## PROMPT
Using the records below, locate all lines containing "this" and return them.

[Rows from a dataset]
********************

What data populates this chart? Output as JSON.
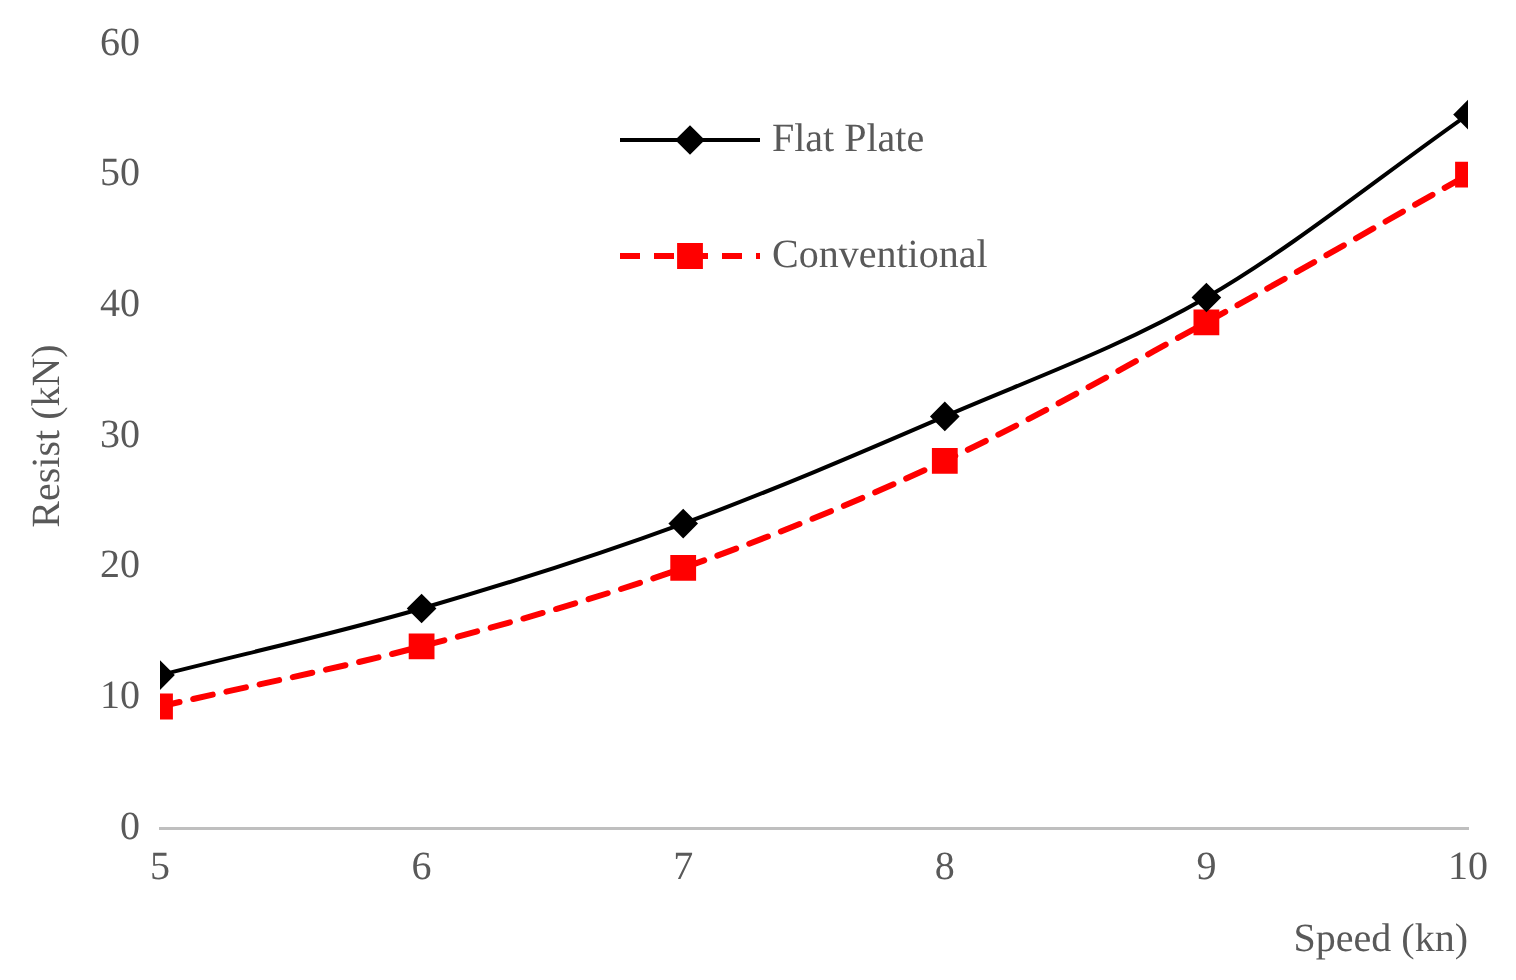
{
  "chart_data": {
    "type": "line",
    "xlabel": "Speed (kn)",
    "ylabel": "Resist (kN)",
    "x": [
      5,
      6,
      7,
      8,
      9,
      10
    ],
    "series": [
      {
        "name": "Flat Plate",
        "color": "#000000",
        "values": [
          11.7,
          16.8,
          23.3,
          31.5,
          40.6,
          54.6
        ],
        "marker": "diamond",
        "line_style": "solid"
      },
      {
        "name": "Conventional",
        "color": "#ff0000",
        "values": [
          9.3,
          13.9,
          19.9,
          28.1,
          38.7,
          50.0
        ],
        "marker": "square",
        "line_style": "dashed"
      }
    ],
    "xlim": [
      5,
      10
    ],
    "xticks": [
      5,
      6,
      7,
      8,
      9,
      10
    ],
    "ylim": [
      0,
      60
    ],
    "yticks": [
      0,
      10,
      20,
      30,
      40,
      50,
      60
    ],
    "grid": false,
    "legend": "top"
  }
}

********************

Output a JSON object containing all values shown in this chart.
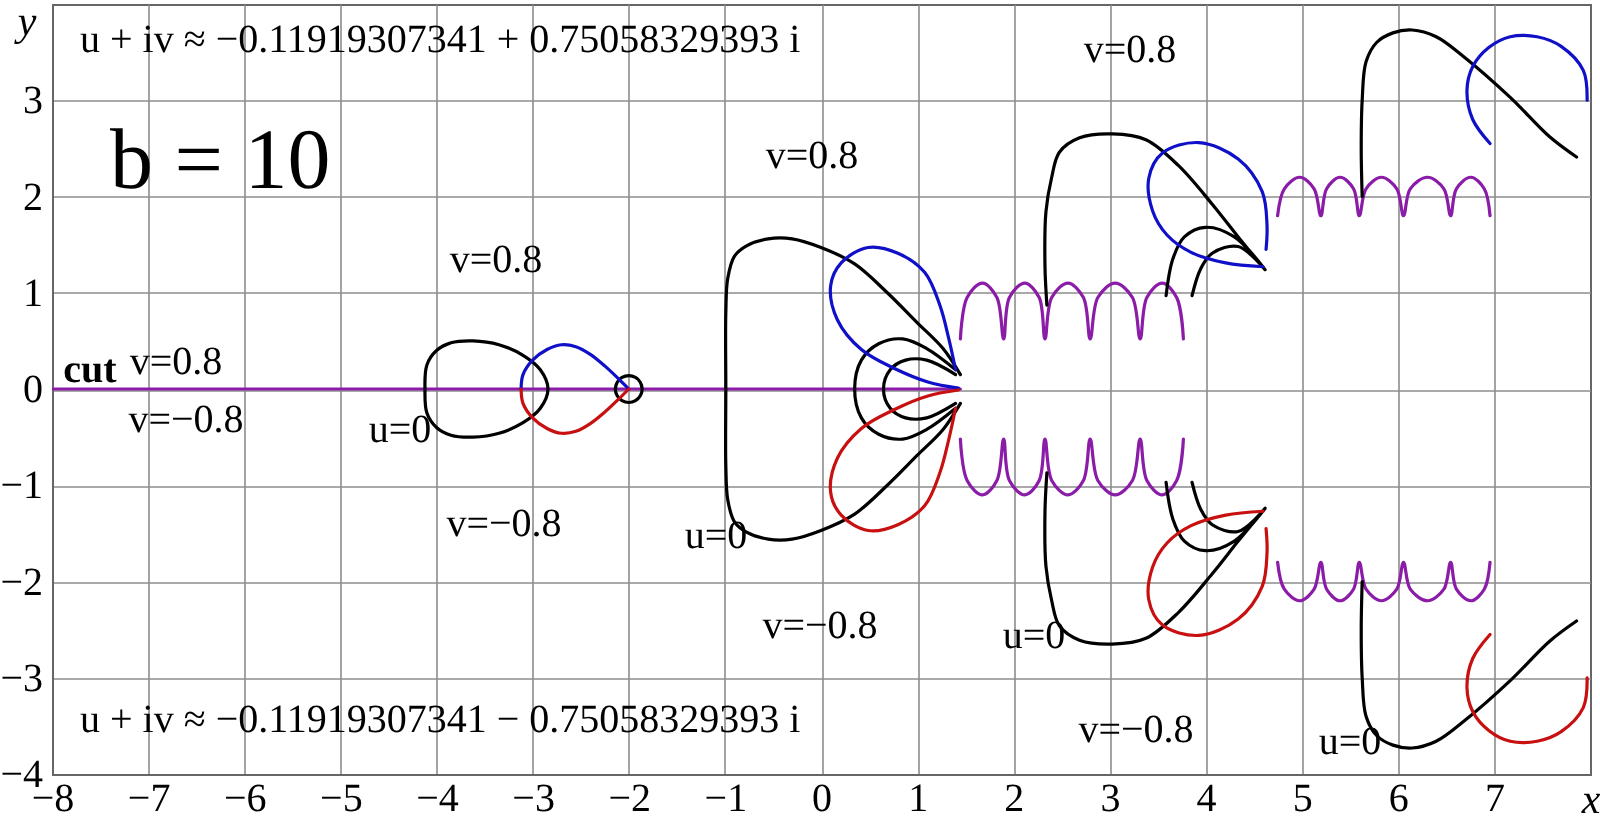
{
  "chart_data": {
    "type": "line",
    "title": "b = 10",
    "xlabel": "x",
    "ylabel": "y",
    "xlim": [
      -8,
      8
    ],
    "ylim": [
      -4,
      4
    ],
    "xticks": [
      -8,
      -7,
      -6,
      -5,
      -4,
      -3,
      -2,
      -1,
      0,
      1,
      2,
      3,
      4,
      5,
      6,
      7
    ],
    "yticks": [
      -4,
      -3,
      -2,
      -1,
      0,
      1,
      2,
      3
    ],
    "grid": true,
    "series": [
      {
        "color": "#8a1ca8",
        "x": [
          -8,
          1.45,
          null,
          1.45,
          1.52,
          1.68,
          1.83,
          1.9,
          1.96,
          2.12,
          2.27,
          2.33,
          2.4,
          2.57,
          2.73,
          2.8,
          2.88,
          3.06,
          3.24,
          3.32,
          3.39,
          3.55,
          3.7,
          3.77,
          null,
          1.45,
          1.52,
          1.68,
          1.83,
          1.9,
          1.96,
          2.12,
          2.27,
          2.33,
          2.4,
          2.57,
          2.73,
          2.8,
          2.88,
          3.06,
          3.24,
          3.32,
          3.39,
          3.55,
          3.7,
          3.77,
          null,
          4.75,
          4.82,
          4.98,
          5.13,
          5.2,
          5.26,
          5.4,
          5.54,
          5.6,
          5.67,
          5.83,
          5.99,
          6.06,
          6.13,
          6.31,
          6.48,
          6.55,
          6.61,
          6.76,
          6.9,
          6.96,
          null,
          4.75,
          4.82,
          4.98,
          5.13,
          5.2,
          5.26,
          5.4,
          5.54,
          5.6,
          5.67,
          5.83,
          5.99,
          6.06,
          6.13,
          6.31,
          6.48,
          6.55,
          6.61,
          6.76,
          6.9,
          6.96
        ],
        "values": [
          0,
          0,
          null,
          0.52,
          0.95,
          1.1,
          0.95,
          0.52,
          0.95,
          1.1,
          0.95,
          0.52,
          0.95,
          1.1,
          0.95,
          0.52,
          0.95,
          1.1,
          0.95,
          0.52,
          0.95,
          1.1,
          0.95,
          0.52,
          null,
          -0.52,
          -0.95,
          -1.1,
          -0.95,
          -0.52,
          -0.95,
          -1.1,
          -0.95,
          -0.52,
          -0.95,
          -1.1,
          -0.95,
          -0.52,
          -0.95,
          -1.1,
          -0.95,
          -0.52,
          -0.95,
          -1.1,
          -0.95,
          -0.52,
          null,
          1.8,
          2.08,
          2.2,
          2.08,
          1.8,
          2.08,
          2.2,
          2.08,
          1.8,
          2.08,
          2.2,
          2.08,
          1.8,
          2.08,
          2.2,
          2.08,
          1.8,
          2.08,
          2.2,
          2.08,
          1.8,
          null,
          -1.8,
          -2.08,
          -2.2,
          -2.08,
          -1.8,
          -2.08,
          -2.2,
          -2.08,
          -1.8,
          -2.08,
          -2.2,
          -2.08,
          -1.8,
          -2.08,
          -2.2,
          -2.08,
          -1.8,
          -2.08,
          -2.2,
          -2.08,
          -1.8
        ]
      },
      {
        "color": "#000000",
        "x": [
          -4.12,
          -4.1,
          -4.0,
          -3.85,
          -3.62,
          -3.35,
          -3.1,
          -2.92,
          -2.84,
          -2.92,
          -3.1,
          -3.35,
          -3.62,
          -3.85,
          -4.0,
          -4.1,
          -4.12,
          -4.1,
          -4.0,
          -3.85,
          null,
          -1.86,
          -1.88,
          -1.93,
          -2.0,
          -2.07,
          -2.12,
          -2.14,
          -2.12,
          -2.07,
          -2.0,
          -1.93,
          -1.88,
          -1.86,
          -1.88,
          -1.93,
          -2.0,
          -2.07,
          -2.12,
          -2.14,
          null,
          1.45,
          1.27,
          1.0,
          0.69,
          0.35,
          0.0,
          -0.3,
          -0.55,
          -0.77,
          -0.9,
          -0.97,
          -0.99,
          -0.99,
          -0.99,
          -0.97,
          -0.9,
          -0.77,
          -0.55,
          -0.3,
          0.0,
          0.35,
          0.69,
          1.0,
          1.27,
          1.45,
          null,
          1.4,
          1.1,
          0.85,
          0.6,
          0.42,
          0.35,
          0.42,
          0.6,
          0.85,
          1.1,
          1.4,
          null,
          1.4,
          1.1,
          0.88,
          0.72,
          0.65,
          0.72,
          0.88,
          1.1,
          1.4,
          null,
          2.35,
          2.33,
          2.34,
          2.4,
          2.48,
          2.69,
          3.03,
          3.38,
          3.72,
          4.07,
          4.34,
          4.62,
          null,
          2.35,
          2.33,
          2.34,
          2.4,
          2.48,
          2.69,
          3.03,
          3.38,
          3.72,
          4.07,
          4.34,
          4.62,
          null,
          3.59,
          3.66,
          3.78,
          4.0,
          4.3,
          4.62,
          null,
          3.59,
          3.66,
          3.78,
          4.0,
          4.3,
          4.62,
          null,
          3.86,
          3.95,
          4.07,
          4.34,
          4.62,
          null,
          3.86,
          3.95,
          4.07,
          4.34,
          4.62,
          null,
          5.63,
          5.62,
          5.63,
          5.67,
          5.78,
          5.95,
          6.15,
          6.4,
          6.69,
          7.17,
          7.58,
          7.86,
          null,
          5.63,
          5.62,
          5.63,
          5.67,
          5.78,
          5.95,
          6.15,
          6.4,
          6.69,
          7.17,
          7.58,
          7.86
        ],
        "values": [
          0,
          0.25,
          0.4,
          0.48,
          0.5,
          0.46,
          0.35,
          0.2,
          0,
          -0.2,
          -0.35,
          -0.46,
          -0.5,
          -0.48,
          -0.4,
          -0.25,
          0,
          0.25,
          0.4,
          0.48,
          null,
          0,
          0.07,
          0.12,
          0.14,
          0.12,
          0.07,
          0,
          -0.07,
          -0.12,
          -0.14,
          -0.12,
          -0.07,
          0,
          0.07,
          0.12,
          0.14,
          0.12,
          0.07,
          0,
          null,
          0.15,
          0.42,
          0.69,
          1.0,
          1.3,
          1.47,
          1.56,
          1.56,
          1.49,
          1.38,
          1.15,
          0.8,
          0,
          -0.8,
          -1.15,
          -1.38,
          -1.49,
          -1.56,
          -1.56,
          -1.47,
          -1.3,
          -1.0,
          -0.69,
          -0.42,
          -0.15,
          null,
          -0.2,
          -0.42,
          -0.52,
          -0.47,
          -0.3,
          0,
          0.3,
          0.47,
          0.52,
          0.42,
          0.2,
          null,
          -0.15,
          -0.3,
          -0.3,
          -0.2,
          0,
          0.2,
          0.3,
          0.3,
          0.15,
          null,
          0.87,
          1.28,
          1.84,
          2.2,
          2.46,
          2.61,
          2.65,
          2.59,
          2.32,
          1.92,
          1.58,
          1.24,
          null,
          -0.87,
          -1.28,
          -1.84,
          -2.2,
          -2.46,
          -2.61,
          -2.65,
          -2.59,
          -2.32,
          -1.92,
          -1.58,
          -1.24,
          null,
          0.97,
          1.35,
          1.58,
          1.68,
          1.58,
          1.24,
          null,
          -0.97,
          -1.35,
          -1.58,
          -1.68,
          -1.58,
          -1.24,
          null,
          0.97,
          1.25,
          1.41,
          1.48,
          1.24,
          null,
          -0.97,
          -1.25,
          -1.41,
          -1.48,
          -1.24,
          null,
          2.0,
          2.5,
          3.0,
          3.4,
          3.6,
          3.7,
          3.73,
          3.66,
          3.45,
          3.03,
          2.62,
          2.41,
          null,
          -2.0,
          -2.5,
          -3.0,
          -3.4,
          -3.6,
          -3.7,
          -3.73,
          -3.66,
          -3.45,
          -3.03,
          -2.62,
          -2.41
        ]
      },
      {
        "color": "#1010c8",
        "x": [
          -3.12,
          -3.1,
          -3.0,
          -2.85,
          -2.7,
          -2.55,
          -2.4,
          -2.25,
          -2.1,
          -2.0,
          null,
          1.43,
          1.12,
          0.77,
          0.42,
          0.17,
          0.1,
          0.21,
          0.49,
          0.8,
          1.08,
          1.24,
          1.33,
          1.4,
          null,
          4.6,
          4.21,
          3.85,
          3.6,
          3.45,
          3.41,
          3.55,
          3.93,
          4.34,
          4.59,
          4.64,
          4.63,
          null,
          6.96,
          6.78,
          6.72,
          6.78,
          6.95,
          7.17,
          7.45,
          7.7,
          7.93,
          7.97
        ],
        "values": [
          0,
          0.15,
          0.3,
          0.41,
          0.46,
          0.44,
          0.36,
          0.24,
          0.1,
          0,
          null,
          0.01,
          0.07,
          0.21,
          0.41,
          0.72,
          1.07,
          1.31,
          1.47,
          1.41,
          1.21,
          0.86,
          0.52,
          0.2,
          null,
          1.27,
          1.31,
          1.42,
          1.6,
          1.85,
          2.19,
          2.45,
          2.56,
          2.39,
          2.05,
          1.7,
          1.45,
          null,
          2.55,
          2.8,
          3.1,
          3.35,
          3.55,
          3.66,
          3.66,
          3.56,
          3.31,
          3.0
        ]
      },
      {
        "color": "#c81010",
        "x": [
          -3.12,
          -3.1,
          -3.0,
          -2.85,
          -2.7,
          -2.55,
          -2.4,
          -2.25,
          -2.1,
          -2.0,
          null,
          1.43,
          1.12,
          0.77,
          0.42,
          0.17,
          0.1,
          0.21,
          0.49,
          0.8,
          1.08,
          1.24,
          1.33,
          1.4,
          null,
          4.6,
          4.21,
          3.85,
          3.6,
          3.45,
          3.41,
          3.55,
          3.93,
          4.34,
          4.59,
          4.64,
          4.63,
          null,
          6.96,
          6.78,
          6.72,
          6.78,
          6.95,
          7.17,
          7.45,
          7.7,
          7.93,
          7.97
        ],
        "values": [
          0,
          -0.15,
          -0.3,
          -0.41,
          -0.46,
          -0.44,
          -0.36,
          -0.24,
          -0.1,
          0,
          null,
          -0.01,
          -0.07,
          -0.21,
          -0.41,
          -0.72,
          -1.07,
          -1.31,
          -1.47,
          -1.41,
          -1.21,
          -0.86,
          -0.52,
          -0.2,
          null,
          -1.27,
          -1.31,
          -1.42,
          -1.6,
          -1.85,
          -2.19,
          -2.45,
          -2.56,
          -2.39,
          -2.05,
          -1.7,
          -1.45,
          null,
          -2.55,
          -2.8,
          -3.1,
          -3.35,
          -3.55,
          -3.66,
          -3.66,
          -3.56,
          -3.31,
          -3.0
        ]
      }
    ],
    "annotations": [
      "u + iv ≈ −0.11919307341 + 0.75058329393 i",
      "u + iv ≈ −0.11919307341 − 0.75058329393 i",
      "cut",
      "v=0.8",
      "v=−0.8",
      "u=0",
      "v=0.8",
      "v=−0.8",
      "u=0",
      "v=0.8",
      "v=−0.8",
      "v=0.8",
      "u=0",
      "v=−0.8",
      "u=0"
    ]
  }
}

********************

## COMPLETED EXERCISE
What data populates this chart? Output as JSON.
Output a JSON object containing all values shown in this chart.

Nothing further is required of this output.